## EXERCISE DETAILS
Return the records word for word. Any pictures in them are not part of the copy.

## Records contained in a dataset
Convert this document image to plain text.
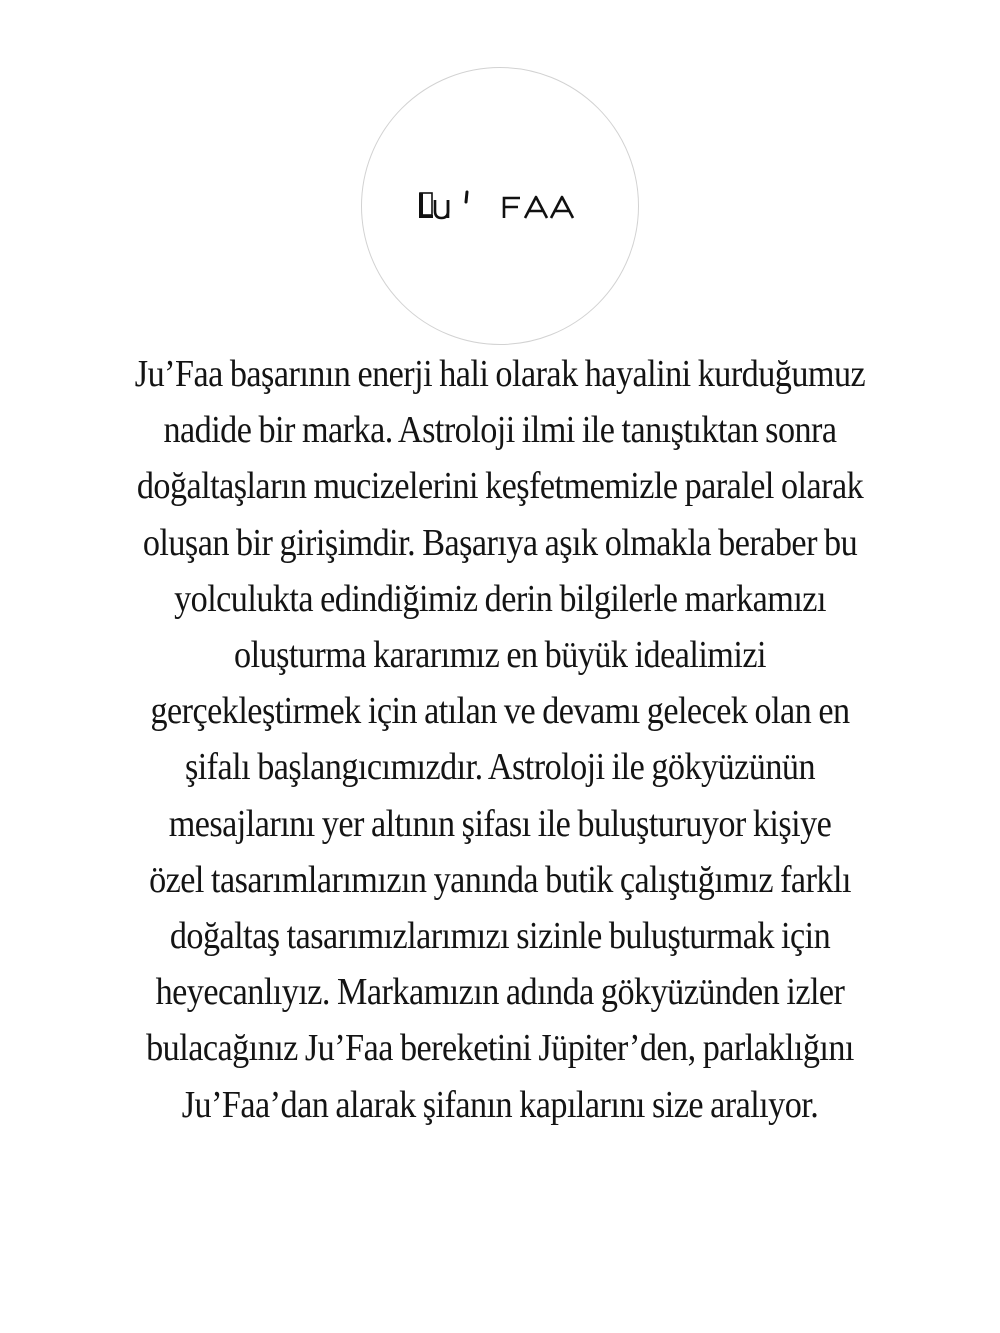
Ju’Faa başarının enerji hali olarak hayalini kurduğumuz
nadide bir marka. Astroloji ilmi ile tanıştıktan sonra
doğaltaşların mucizelerini keşfetmemizle paralel olarak
oluşan bir girişimdir. Başarıya aşık olmakla beraber bu
yolculukta edindiğimiz derin bilgilerle markamızı
oluşturma kararımız en büyük idealimizi
gerçekleştirmek için atılan ve devamı gelecek olan en
şifalı başlangıcımızdır. Astroloji ile gökyüzünün
mesajlarını yer altının şifası ile buluşturuyor kişiye
özel tasarımlarımızın yanında butik çalıştığımız farklı
doğaltaş tasarımızlarımızı sizinle buluşturmak için
heyecanlıyız. Markamızın adında gökyüzünden izler
bulacağınız Ju’Faa bereketini Jüpiter’den, parlaklığını
Ju’Faa’dan alarak şifanın kapılarını size aralıyor.
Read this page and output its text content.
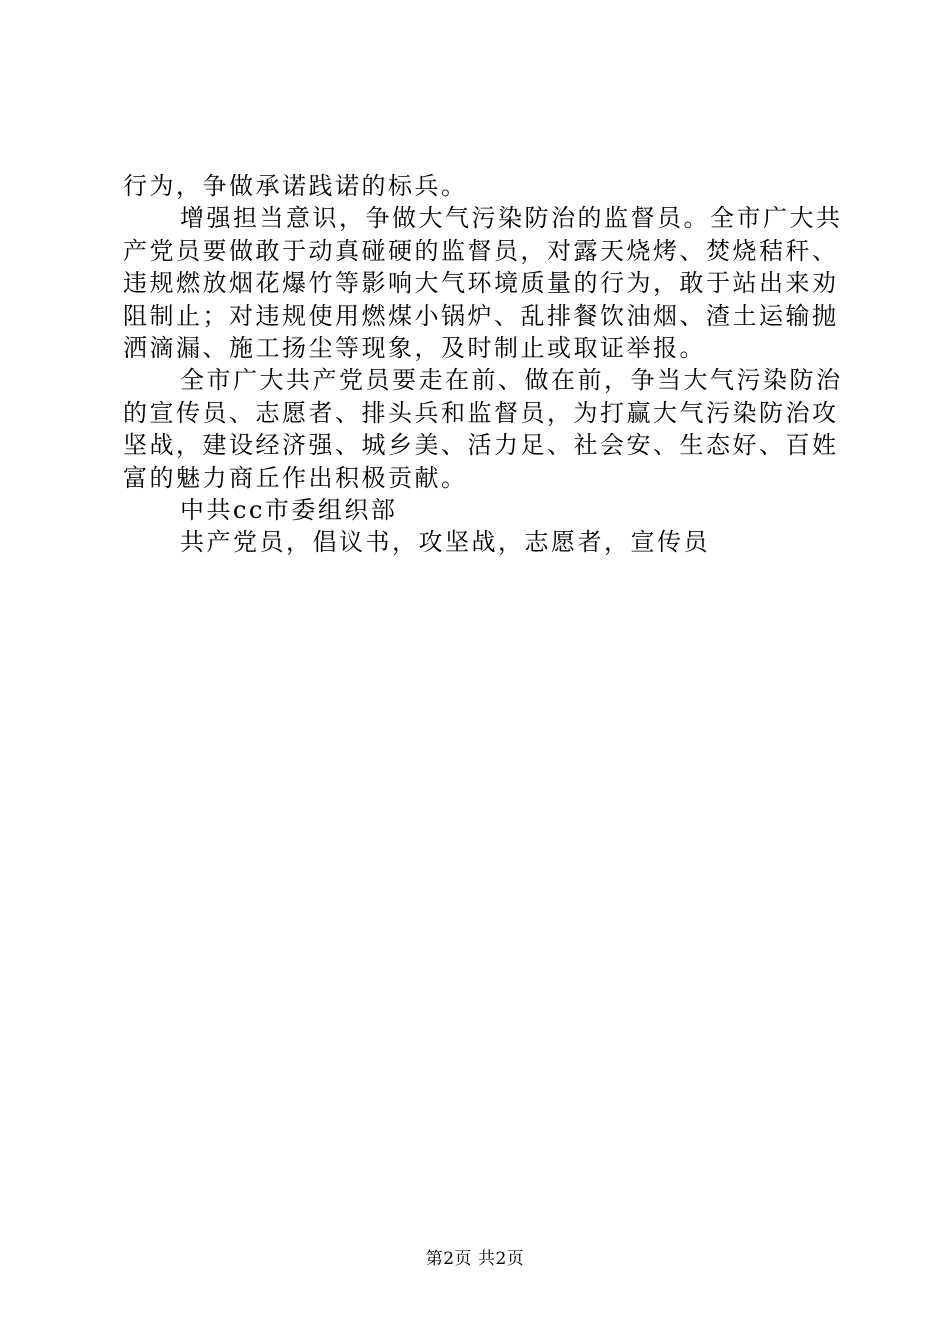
行为，争做承诺践诺的标兵。
增强担当意识，争做大气污染防治的监督员。全市广大共
产党员要做敢于动真碰硬的监督员，对露天烧烤、焚烧秸秆、
违规燃放烟花爆竹等影响大气环境质量的行为，敢于站出来劝
阻制止；对违规使用燃煤小锅炉、乱排餐饮油烟、渣土运输抛
洒滴漏、施工扬尘等现象，及时制止或取证举报。
全市广大共产党员要走在前、做在前，争当大气污染防治
的宣传员、志愿者、排头兵和监督员，为打赢大气污染防治攻
坚战，建设经济强、城乡美、活力足、社会安、生态好、百姓
富的魅力商丘作出积极贡献。
中共cc市委组织部
共产党员，倡议书，攻坚战，志愿者，宣传员
第2页 共2页
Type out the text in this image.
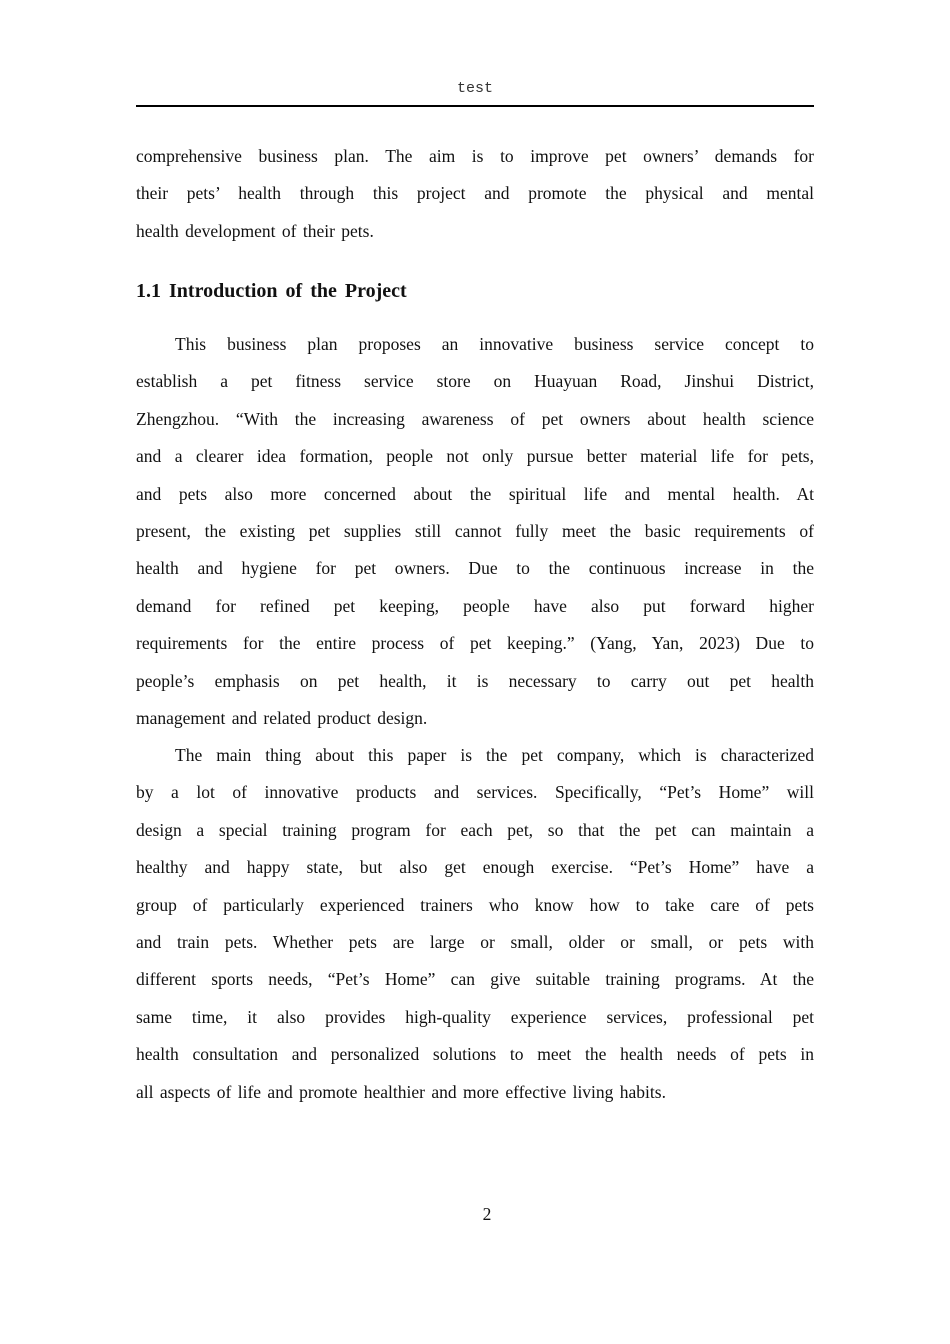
test
comprehensive business plan. The aim is to improve pet owners’ demands for
their pets’ health through this project and promote the physical and mental
health development of their pets.
1.1 Introduction of the Project
This business plan proposes an innovative business service concept to
establish a pet fitness service store on Huayuan Road, Jinshui District,
Zhengzhou. “With the increasing awareness of pet owners about health science
and a clearer idea formation, people not only pursue better material life for pets,
and pets also more concerned about the spiritual life and mental health. At
present, the existing pet supplies still cannot fully meet the basic requirements of
health and hygiene for pet owners. Due to the continuous increase in the
demand for refined pet keeping, people have also put forward higher
requirements for the entire process of pet keeping.” (Yang, Yan, 2023) Due to
people’s emphasis on pet health, it is necessary to carry out pet health
management and related product design.
The main thing about this paper is the pet company, which is characterized
by a lot of innovative products and services. Specifically, “Pet’s Home” will
design a special training program for each pet, so that the pet can maintain a
healthy and happy state, but also get enough exercise. “Pet’s Home” have a
group of particularly experienced trainers who know how to take care of pets
and train pets. Whether pets are large or small, older or small, or pets with
different sports needs, “Pet’s Home” can give suitable training programs. At the
same time, it also provides high-quality experience services, professional pet
health consultation and personalized solutions to meet the health needs of pets in
all aspects of life and promote healthier and more effective living habits.
2
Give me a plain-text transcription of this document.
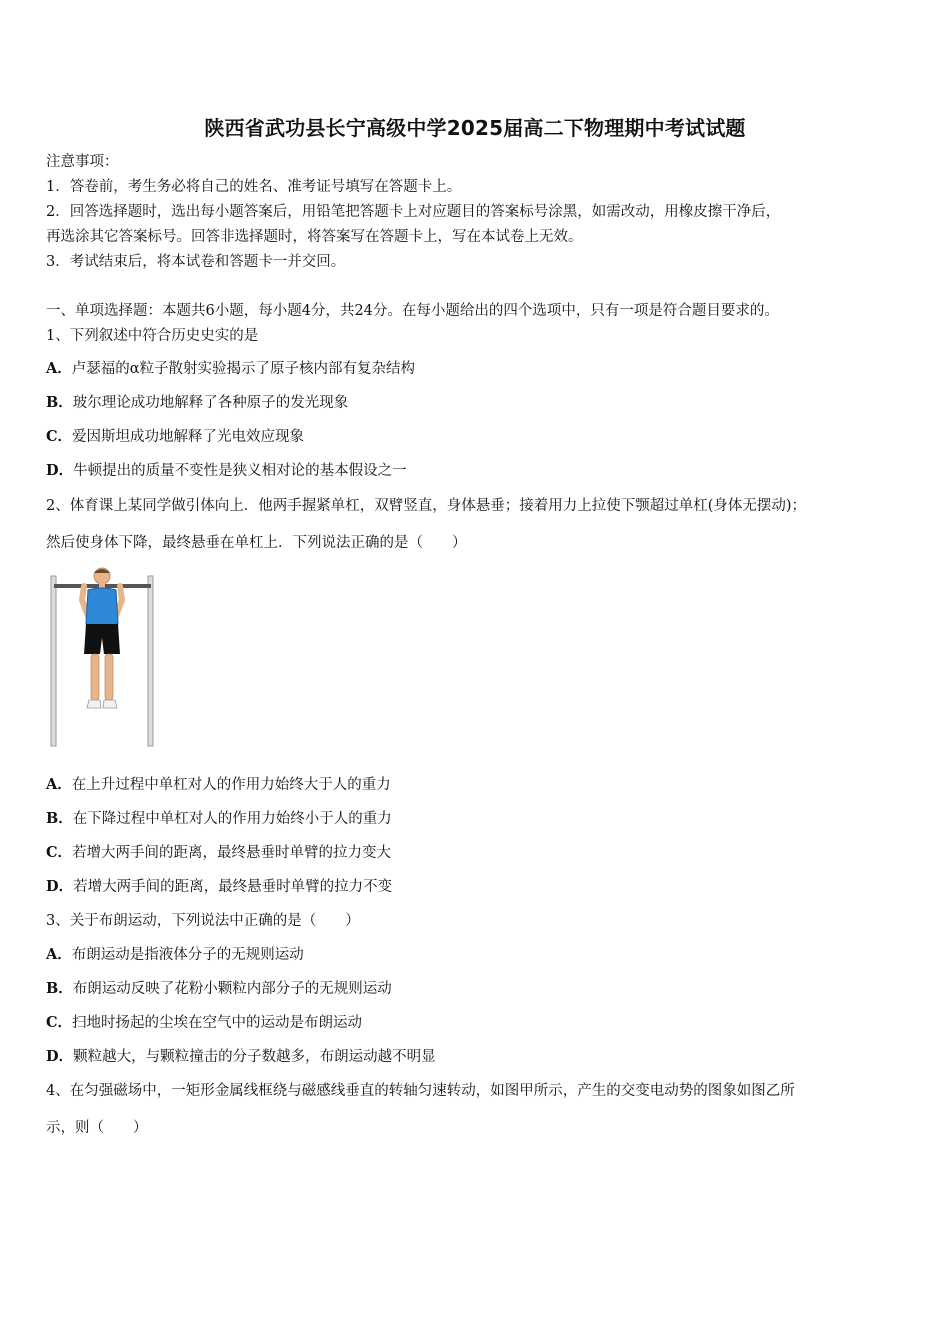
陕西省武功县长宁高级中学2025届高二下物理期中考试试题
注意事项：
1．答卷前，考生务必将自己的姓名、准考证号填写在答题卡上。
2．回答选择题时，选出每小题答案后，用铅笔把答题卡上对应题目的答案标号涂黑，如需改动，用橡皮擦干净后，
再选涂其它答案标号。回答非选择题时，将答案写在答题卡上，写在本试卷上无效。
3．考试结束后，将本试卷和答题卡一并交回。
一、单项选择题：本题共6小题，每小题4分，共24分。在每小题给出的四个选项中，只有一项是符合题目要求的。
1、下列叙述中符合历史史实的是
A．卢瑟福的α粒子散射实验揭示了原子核内部有复杂结构
B．玻尔理论成功地解释了各种原子的发光现象
C．爱因斯坦成功地解释了光电效应现象
D．牛顿提出的质量不变性是狭义相对论的基本假设之一
2、体育课上某同学做引体向上．他两手握紧单杠，双臂竖直，身体悬垂；接着用力上拉使下颚超过单杠(身体无摆动)；
然后使身体下降，最终悬垂在单杠上．下列说法正确的是（　　）
A．在上升过程中单杠对人的作用力始终大于人的重力
B．在下降过程中单杠对人的作用力始终小于人的重力
C．若增大两手间的距离，最终悬垂时单臂的拉力变大
D．若增大两手间的距离，最终悬垂时单臂的拉力不变
3、关于布朗运动，下列说法中正确的是（　　）
A．布朗运动是指液体分子的无规则运动
B．布朗运动反映了花粉小颗粒内部分子的无规则运动
C．扫地时扬起的尘埃在空气中的运动是布朗运动
D．颗粒越大，与颗粒撞击的分子数越多，布朗运动越不明显
4、在匀强磁场中，一矩形金属线框绕与磁感线垂直的转轴匀速转动，如图甲所示，产生的交变电动势的图象如图乙所
示，则（　　）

## THE OUTPUT
Convert this document image to plain text.
Ju’Faa başarının enerji hali olarak hayalini kurduğumuz
nadide bir marka. Astroloji ilmi ile tanıştıktan sonra
doğaltaşların mucizelerini keşfetmemizle paralel olarak
oluşan bir girişimdir. Başarıya aşık olmakla beraber bu
yolculukta edindiğimiz derin bilgilerle markamızı
oluşturma kararımız en büyük idealimizi
gerçekleştirmek için atılan ve devamı gelecek olan en
şifalı başlangıcımızdır. Astroloji ile gökyüzünün
mesajlarını yer altının şifası ile buluşturuyor kişiye
özel tasarımlarımızın yanında butik çalıştığımız farklı
doğaltaş tasarımızlarımızı sizinle buluşturmak için
heyecanlıyız. Markamızın adında gökyüzünden izler
bulacağınız Ju’Faa bereketini Jüpiter’den, parlaklığını
Ju’Faa’dan alarak şifanın kapılarını size aralıyor.
Read this page and output its text content.
行为，争做承诺践诺的标兵。
增强担当意识，争做大气污染防治的监督员。全市广大共
产党员要做敢于动真碰硬的监督员，对露天烧烤、焚烧秸秆、
违规燃放烟花爆竹等影响大气环境质量的行为，敢于站出来劝
阻制止；对违规使用燃煤小锅炉、乱排餐饮油烟、渣土运输抛
洒滴漏、施工扬尘等现象，及时制止或取证举报。
全市广大共产党员要走在前、做在前，争当大气污染防治
的宣传员、志愿者、排头兵和监督员，为打赢大气污染防治攻
坚战，建设经济强、城乡美、活力足、社会安、生态好、百姓
富的魅力商丘作出积极贡献。
中共cc市委组织部
共产党员，倡议书，攻坚战，志愿者，宣传员
第2页 共2页
Type out the text in this image.
test
comprehensive business plan. The aim is to improve pet owners’ demands for
their pets’ health through this project and promote the physical and mental
health development of their pets.
1.1 Introduction of the Project
This business plan proposes an innovative business service concept to
establish a pet fitness service store on Huayuan Road, Jinshui District,
Zhengzhou. “With the increasing awareness of pet owners about health science
and a clearer idea formation, people not only pursue better material life for pets,
and pets also more concerned about the spiritual life and mental health. At
present, the existing pet supplies still cannot fully meet the basic requirements of
health and hygiene for pet owners. Due to the continuous increase in the
demand for refined pet keeping, people have also put forward higher
requirements for the entire process of pet keeping.” (Yang, Yan, 2023) Due to
people’s emphasis on pet health, it is necessary to carry out pet health
management and related product design.
The main thing about this paper is the pet company, which is characterized
by a lot of innovative products and services. Specifically, “Pet’s Home” will
design a special training program for each pet, so that the pet can maintain a
healthy and happy state, but also get enough exercise. “Pet’s Home” have a
group of particularly experienced trainers who know how to take care of pets
and train pets. Whether pets are large or small, older or small, or pets with
different sports needs, “Pet’s Home” can give suitable training programs. At the
same time, it also provides high-quality experience services, professional pet
health consultation and personalized solutions to meet the health needs of pets in
all aspects of life and promote healthier and more effective living habits.
2
Give me a plain-text transcription of this document.
陕西省武功县长宁高级中学2025届高二下物理期中考试试题
注意事项：
1．答卷前，考生务必将自己的姓名、准考证号填写在答题卡上。
2．回答选择题时，选出每小题答案后，用铅笔把答题卡上对应题目的答案标号涂黑，如需改动，用橡皮擦干净后，
再选涂其它答案标号。回答非选择题时，将答案写在答题卡上，写在本试卷上无效。
3．考试结束后，将本试卷和答题卡一并交回。
一、单项选择题：本题共6小题，每小题4分，共24分。在每小题给出的四个选项中，只有一项是符合题目要求的。
1、下列叙述中符合历史史实的是
A．卢瑟福的α粒子散射实验揭示了原子核内部有复杂结构
B．玻尔理论成功地解释了各种原子的发光现象
C．爱因斯坦成功地解释了光电效应现象
D．牛顿提出的质量不变性是狭义相对论的基本假设之一
2、体育课上某同学做引体向上．他两手握紧单杠，双臂竖直，身体悬垂；接着用力上拉使下颚超过单杠(身体无摆动)；
然后使身体下降，最终悬垂在单杠上．下列说法正确的是（　　）
A．在上升过程中单杠对人的作用力始终大于人的重力
B．在下降过程中单杠对人的作用力始终小于人的重力
C．若增大两手间的距离，最终悬垂时单臂的拉力变大
D．若增大两手间的距离，最终悬垂时单臂的拉力不变
3、关于布朗运动，下列说法中正确的是（　　）
A．布朗运动是指液体分子的无规则运动
B．布朗运动反映了花粉小颗粒内部分子的无规则运动
C．扫地时扬起的尘埃在空气中的运动是布朗运动
D．颗粒越大，与颗粒撞击的分子数越多，布朗运动越不明显
4、在匀强磁场中，一矩形金属线框绕与磁感线垂直的转轴匀速转动，如图甲所示，产生的交变电动势的图象如图乙所
示，则（　　）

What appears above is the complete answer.